* **STORED RECORDS**:
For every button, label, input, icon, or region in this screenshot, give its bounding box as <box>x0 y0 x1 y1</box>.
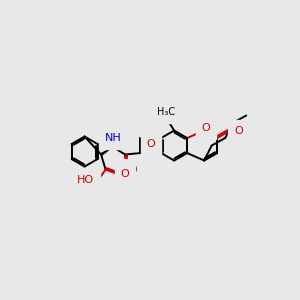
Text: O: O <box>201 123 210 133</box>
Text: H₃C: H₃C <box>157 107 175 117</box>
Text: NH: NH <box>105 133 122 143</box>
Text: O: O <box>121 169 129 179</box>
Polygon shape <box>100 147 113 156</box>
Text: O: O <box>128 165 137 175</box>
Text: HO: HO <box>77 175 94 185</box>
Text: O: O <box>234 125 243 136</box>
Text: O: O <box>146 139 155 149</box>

--

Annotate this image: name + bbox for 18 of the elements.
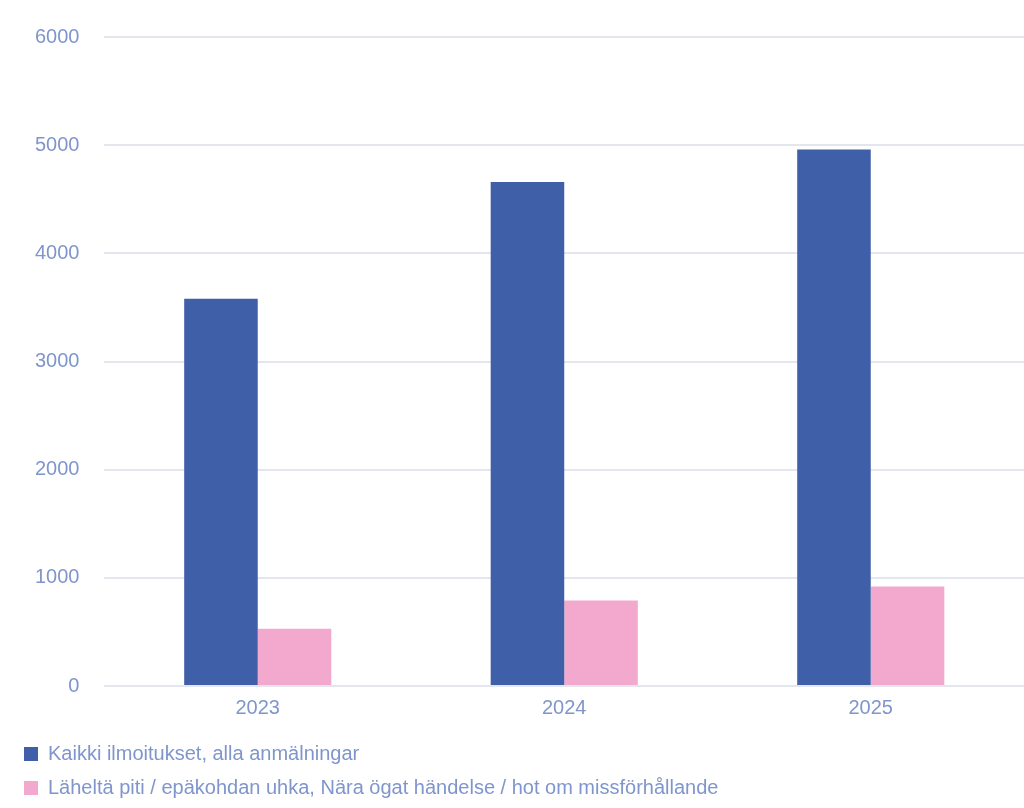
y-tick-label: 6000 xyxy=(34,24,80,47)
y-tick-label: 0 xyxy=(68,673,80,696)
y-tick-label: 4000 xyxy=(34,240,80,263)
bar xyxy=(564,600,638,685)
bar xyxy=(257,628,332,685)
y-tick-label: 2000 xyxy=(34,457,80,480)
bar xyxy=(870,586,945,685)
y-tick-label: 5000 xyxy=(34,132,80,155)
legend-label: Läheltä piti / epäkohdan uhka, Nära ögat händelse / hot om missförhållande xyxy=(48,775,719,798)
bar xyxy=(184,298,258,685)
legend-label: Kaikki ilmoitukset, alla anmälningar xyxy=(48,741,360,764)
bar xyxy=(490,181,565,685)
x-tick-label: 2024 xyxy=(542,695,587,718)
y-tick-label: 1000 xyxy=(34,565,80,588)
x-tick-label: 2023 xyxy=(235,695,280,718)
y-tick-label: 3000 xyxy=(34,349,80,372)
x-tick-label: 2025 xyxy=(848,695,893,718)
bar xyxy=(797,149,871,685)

* * *

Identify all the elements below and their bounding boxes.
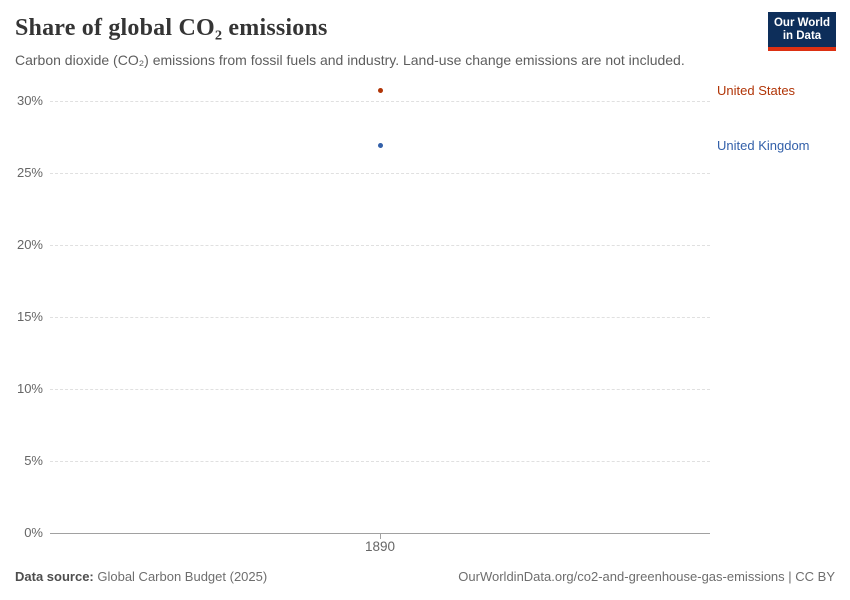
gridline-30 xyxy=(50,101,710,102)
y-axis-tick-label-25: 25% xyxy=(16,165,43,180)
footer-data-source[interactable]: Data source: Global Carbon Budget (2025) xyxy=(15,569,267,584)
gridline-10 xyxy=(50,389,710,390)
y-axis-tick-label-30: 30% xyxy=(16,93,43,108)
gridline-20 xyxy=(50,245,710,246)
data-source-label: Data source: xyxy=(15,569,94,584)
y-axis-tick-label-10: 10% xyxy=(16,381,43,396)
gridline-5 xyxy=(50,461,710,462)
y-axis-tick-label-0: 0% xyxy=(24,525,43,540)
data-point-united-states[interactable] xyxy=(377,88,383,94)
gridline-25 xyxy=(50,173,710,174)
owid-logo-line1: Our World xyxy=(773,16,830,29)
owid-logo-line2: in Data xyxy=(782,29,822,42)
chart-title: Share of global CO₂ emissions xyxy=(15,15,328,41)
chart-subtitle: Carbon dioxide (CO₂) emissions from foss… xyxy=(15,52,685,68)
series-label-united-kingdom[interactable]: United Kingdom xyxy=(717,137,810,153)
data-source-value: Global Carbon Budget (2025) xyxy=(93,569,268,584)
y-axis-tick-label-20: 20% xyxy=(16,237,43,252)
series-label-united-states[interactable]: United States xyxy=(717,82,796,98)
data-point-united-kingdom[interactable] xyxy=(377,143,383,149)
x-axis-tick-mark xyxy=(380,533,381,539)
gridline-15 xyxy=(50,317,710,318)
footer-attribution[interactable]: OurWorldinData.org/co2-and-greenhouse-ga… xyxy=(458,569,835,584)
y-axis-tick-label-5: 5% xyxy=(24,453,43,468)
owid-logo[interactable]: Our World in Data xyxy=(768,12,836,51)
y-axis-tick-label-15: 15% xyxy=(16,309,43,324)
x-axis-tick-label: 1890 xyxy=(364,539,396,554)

* **SHORT EXERCISE**:
Copy the data word for word, from the line containing "For every button, label, input, icon, or" through the line containing "Text: O: O <box>234 125 243 136</box>", with both of those lines included. Leave out the pictures.

* **EXERCISE ANSWER**:
For every button, label, input, icon, or region in this screenshot, give its bounding box as <box>x0 y0 x1 y1</box>.
Text: O: O <box>201 123 210 133</box>
Text: H₃C: H₃C <box>157 107 175 117</box>
Text: NH: NH <box>105 133 122 143</box>
Text: O: O <box>121 169 129 179</box>
Polygon shape <box>100 147 113 156</box>
Text: O: O <box>128 165 137 175</box>
Text: HO: HO <box>77 175 94 185</box>
Text: O: O <box>234 125 243 136</box>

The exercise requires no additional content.